-- Begin Extracted records --

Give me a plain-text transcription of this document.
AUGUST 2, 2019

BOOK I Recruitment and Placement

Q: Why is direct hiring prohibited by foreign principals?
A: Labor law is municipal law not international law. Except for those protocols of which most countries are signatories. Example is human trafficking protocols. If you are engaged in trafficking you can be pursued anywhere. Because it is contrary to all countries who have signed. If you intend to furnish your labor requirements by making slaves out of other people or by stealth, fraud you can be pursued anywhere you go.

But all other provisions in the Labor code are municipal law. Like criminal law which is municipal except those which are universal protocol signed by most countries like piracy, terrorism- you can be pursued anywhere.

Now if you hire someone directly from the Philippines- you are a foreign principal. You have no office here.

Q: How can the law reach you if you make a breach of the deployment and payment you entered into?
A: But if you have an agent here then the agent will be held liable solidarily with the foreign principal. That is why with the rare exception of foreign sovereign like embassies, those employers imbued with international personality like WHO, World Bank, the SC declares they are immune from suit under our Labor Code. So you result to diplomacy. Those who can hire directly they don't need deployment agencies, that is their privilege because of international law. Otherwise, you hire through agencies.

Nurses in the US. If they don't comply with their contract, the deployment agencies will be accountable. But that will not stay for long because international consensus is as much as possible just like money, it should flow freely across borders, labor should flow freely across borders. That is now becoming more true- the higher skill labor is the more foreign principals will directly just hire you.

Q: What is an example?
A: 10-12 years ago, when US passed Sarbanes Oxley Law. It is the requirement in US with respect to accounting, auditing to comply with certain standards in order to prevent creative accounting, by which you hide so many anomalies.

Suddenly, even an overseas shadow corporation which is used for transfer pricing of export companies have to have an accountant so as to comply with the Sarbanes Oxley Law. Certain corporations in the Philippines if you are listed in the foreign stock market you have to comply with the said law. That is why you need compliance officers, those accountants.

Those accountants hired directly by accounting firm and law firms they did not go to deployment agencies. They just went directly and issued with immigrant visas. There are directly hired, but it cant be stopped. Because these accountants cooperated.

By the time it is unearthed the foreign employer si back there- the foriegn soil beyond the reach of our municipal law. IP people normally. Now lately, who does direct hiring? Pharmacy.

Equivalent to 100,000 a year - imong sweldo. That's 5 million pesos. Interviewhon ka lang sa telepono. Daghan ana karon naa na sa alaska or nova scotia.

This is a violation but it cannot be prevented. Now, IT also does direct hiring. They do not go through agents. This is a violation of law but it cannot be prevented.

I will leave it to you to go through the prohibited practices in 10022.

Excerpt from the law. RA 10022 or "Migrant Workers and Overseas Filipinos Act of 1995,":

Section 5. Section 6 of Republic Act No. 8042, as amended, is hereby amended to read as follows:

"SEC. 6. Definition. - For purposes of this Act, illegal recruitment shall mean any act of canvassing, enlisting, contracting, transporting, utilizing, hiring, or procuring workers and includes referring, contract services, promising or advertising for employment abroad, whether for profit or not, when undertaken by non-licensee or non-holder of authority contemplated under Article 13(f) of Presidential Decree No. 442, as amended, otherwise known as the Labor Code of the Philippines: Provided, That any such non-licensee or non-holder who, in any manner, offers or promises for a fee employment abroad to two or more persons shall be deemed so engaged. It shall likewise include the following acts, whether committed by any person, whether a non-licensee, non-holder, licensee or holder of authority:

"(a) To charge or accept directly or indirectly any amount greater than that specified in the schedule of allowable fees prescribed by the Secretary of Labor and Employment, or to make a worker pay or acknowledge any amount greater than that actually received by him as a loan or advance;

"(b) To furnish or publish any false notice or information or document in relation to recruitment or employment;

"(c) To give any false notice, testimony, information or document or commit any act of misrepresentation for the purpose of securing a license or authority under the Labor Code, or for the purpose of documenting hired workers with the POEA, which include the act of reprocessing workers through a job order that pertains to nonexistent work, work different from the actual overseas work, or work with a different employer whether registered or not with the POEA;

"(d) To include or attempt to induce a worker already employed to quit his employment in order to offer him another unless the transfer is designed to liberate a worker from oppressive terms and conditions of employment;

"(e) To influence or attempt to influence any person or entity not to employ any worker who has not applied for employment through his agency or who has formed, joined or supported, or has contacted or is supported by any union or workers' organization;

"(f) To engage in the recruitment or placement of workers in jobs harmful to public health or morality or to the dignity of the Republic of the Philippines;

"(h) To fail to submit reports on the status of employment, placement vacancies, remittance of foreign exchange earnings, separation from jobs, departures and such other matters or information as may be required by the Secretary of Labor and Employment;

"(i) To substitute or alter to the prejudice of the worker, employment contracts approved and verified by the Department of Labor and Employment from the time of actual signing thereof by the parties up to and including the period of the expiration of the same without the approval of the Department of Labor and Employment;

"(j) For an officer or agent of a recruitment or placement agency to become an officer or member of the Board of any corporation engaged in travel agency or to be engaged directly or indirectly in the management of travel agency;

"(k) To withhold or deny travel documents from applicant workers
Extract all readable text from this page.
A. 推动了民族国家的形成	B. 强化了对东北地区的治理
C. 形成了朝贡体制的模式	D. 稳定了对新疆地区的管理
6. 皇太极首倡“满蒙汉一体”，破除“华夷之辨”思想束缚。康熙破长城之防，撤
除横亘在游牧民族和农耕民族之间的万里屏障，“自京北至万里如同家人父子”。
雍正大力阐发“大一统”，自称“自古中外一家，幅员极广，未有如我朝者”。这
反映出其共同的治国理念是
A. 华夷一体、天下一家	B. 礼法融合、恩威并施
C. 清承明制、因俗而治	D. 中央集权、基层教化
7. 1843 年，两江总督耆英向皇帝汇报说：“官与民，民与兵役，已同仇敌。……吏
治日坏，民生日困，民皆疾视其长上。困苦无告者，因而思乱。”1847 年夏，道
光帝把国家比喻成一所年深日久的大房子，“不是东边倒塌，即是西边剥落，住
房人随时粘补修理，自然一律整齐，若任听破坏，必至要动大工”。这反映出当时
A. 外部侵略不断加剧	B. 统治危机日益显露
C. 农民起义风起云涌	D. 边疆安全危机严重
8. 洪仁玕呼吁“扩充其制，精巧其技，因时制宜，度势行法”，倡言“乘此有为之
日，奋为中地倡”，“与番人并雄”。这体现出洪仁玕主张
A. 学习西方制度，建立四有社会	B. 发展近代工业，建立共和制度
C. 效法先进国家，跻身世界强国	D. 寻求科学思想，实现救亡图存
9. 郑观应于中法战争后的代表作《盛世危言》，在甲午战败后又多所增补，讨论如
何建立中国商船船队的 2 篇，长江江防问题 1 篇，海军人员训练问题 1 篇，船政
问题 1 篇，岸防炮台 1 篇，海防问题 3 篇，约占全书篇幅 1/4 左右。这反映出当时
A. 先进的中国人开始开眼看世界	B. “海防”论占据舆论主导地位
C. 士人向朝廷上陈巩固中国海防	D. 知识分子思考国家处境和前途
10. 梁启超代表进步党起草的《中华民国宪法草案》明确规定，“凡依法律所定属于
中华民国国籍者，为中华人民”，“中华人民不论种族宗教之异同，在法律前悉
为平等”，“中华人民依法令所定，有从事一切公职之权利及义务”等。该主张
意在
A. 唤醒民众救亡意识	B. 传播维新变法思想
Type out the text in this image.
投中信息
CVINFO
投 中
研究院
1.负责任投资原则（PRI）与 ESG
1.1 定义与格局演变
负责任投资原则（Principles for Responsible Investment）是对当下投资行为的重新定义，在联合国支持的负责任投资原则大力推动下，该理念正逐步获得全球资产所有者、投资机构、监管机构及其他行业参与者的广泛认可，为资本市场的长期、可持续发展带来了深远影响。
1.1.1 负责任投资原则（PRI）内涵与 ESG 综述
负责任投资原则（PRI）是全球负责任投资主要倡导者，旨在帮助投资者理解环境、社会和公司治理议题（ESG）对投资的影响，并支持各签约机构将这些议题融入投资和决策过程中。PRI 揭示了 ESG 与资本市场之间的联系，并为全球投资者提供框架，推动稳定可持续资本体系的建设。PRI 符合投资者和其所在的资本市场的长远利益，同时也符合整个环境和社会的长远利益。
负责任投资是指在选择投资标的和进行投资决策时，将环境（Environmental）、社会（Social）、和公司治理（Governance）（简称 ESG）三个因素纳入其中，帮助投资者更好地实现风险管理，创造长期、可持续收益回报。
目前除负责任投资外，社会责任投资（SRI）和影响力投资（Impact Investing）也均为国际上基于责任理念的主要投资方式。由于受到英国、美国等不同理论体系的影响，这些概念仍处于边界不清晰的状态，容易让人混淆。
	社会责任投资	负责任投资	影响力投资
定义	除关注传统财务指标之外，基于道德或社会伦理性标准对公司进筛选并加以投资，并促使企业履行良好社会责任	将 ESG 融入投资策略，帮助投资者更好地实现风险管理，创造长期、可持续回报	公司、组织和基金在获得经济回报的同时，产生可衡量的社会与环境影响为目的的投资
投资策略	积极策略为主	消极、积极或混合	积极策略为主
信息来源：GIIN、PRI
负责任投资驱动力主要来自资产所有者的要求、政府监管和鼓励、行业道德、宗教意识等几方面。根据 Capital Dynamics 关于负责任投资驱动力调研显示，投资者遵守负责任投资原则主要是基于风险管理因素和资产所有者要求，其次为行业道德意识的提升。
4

-- End Extracted records --

- Written request -
Find the lines holding "帮助投资者更好地实现风险管理" and list every one.

- Task answer -
负责任投资是指在选择投资标的和进行投资决策时，将环境（Environmental）、社会（Social）、和公司治理（Governance）（简称 ESG）三个因素纳入其中，帮助投资者更好地实现风险管理，创造长期、可持续收益回报。
定义	除关注传统财务指标之外，基于道德或社会伦理性标准对公司进筛选并加以投资，并促使企业履行良好社会责任	将 ESG 融入投资策略，帮助投资者更好地实现风险管理，创造长期、可持续回报	公司、组织和基金在获得经济回报的同时，产生可衡量的社会与环境影响为目的的投资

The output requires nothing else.